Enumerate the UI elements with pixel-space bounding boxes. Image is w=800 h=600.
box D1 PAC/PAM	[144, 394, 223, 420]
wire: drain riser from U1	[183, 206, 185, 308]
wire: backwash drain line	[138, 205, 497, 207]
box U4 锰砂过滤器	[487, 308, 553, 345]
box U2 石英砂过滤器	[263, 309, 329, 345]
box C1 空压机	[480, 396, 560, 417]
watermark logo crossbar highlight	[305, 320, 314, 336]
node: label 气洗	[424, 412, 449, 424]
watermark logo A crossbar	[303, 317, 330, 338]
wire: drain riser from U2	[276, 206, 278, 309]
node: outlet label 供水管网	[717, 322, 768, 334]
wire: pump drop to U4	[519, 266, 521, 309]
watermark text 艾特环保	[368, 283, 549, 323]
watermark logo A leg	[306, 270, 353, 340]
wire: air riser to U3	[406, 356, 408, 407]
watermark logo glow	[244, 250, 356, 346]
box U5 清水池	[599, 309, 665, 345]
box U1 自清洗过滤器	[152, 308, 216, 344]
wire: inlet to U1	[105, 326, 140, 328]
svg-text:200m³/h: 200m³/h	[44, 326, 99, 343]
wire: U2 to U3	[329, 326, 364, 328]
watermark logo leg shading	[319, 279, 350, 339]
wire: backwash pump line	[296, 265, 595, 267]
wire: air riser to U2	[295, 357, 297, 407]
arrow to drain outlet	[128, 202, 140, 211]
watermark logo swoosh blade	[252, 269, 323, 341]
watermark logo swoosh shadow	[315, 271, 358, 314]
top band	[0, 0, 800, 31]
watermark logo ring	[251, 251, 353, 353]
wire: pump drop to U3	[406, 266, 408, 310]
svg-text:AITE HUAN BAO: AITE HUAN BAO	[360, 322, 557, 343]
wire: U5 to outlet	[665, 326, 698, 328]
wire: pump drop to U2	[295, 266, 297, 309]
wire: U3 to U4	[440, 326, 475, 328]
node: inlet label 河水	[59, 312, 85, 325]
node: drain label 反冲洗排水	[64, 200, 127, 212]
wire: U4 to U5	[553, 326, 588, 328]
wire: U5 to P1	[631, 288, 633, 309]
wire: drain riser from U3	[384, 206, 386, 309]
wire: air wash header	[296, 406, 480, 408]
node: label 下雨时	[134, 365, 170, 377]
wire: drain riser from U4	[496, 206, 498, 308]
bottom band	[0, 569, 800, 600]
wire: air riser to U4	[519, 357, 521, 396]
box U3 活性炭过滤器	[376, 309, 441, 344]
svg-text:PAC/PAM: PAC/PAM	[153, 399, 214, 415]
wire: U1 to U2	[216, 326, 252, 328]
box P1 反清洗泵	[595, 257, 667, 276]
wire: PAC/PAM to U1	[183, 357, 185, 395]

◆ **Challenge**:
Copy out the entries above line for line, with no changes.

◆ **Expected answer**:
Enumerate the UI elements with pixel-space bounding boxes. Image is w=800 h=600.
box D1 PAC/PAM	[144, 394, 223, 420]
wire: drain riser from U1	[183, 206, 185, 308]
wire: backwash drain line	[138, 205, 497, 207]
box U4 锰砂过滤器	[487, 308, 553, 345]
box U2 石英砂过滤器	[263, 309, 329, 345]
box C1 空压机	[480, 396, 560, 417]
watermark logo crossbar highlight	[305, 320, 314, 336]
node: label 气洗	[424, 412, 449, 424]
watermark logo A crossbar	[303, 317, 330, 338]
wire: drain riser from U2	[276, 206, 278, 309]
node: outlet label 供水管网	[717, 322, 768, 334]
wire: pump drop to U4	[519, 266, 521, 309]
watermark text 艾特环保	[368, 283, 549, 323]
watermark logo A leg	[306, 270, 353, 340]
wire: air riser to U3	[406, 356, 408, 407]
watermark logo glow	[244, 250, 356, 346]
box U5 清水池	[599, 309, 665, 345]
box U1 自清洗过滤器	[152, 308, 216, 344]
wire: inlet to U1	[105, 326, 140, 328]
svg-text:200m³/h: 200m³/h	[44, 326, 99, 343]
wire: U2 to U3	[329, 326, 364, 328]
watermark logo leg shading	[319, 279, 350, 339]
wire: backwash pump line	[296, 265, 595, 267]
wire: air riser to U2	[295, 357, 297, 407]
arrow to drain outlet	[128, 202, 140, 211]
watermark logo swoosh blade	[252, 269, 323, 341]
watermark logo swoosh shadow	[315, 271, 358, 314]
top band	[0, 0, 800, 31]
watermark logo ring	[251, 251, 353, 353]
wire: pump drop to U3	[406, 266, 408, 310]
svg-text:AITE HUAN BAO: AITE HUAN BAO	[360, 322, 557, 343]
wire: U5 to outlet	[665, 326, 698, 328]
wire: pump drop to U2	[295, 266, 297, 309]
wire: U3 to U4	[440, 326, 475, 328]
node: inlet label 河水	[59, 312, 85, 325]
node: drain label 反冲洗排水	[64, 200, 127, 212]
wire: U4 to U5	[553, 326, 588, 328]
wire: U5 to P1	[631, 288, 633, 309]
wire: drain riser from U3	[384, 206, 386, 309]
wire: air wash header	[296, 406, 480, 408]
node: label 下雨时	[134, 365, 170, 377]
wire: drain riser from U4	[496, 206, 498, 308]
bottom band	[0, 569, 800, 600]
wire: air riser to U4	[519, 357, 521, 396]
box U3 活性炭过滤器	[376, 309, 441, 344]
svg-text:PAC/PAM: PAC/PAM	[153, 399, 214, 415]
wire: U1 to U2	[216, 326, 252, 328]
box P1 反清洗泵	[595, 257, 667, 276]
wire: PAC/PAM to U1	[183, 357, 185, 395]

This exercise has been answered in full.